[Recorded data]
□ □ □ □ □
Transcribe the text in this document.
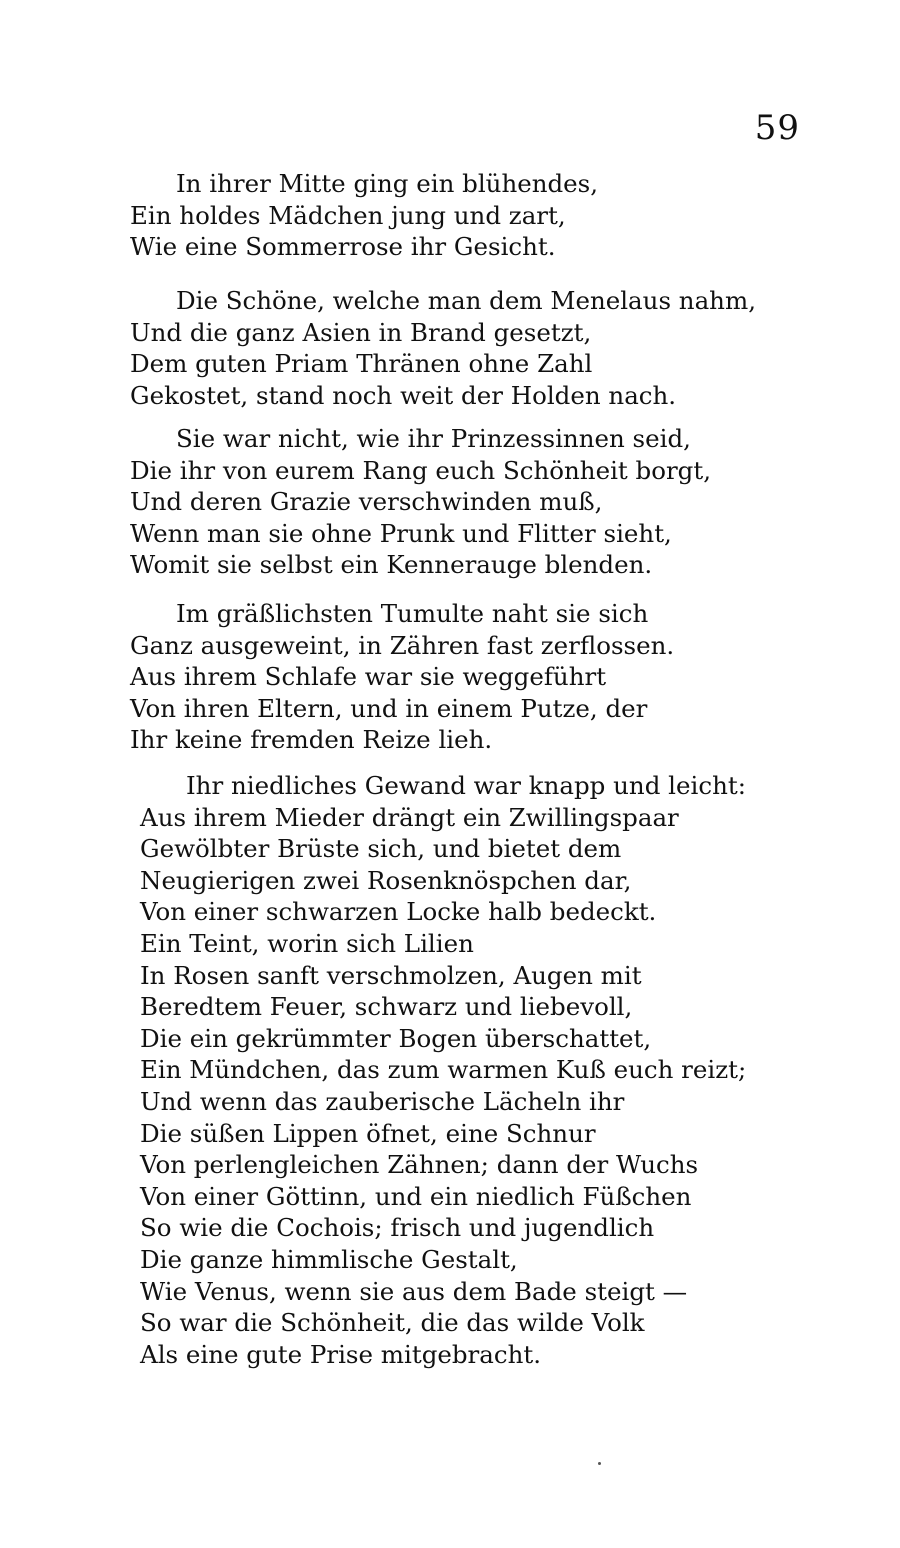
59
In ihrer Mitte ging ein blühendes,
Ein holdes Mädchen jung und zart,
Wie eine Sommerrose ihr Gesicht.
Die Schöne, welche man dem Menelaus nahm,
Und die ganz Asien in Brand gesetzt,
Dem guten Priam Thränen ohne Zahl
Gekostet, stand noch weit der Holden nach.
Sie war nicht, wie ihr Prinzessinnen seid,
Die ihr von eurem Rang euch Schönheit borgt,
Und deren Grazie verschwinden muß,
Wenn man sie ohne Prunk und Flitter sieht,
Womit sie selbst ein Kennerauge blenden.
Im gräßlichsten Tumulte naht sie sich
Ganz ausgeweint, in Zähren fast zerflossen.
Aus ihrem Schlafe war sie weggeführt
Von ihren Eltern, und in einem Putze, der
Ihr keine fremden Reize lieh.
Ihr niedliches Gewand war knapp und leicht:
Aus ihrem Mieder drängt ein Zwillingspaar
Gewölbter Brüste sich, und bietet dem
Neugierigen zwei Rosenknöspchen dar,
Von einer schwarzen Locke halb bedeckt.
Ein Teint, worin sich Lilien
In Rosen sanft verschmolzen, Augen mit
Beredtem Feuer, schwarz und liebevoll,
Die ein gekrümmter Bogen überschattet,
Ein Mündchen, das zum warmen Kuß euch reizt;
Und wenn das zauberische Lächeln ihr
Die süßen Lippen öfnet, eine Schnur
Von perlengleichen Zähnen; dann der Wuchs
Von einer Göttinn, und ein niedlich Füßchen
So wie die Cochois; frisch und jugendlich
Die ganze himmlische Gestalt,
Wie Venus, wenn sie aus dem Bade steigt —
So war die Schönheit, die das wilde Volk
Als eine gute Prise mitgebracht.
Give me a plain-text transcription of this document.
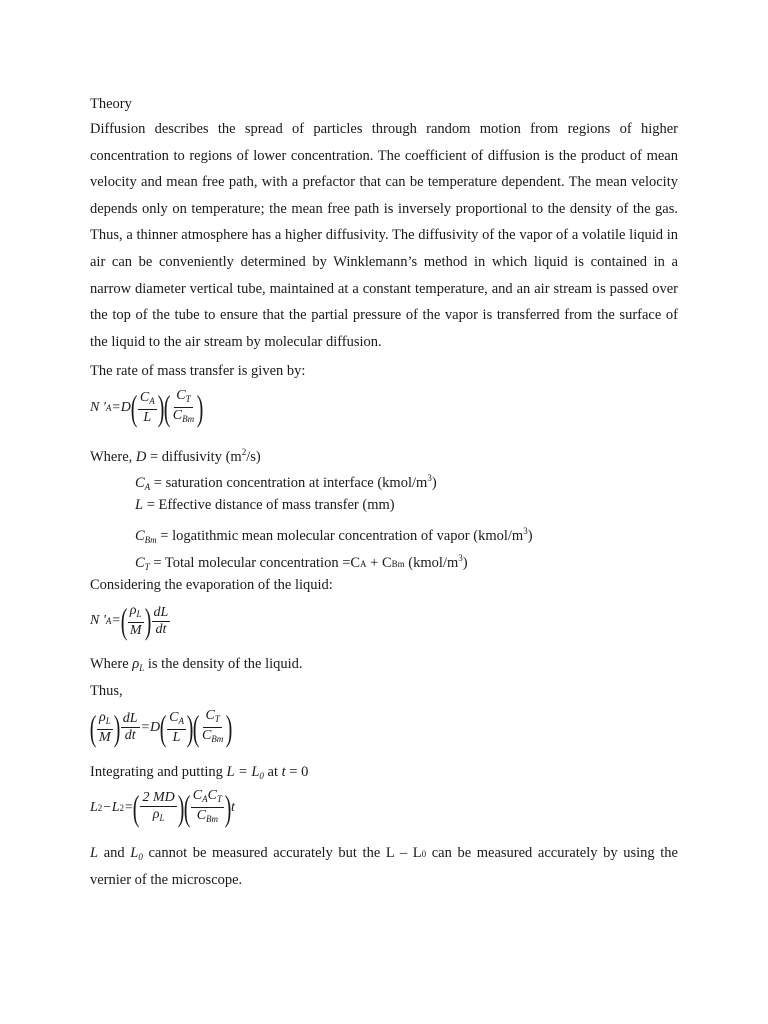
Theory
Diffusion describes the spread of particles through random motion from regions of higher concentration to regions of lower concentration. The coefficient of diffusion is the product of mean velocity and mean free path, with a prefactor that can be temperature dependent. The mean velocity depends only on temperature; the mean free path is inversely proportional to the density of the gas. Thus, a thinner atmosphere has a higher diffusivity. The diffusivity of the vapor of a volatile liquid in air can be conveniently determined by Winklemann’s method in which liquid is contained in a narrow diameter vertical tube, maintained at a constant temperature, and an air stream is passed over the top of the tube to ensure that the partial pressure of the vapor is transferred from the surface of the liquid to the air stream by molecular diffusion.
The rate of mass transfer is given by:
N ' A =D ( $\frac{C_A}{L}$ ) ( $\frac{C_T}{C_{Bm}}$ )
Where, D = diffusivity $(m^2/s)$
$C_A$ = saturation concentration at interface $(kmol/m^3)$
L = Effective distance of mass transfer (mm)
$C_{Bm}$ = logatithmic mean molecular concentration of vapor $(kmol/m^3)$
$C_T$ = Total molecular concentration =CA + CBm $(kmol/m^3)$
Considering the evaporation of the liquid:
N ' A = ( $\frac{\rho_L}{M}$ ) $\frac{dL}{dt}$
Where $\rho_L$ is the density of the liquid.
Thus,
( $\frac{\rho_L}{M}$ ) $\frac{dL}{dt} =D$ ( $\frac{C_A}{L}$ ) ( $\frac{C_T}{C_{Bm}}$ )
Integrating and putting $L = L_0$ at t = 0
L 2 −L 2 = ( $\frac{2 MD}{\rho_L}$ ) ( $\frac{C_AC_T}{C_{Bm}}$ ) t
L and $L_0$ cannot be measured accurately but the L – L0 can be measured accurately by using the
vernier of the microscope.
□ □ □ □ □
— What is required —
Extract, from the material above, each line holding the word "text".

— Complete response —
Transcribe the text in this document.
Give me a plain-text transcription of this document.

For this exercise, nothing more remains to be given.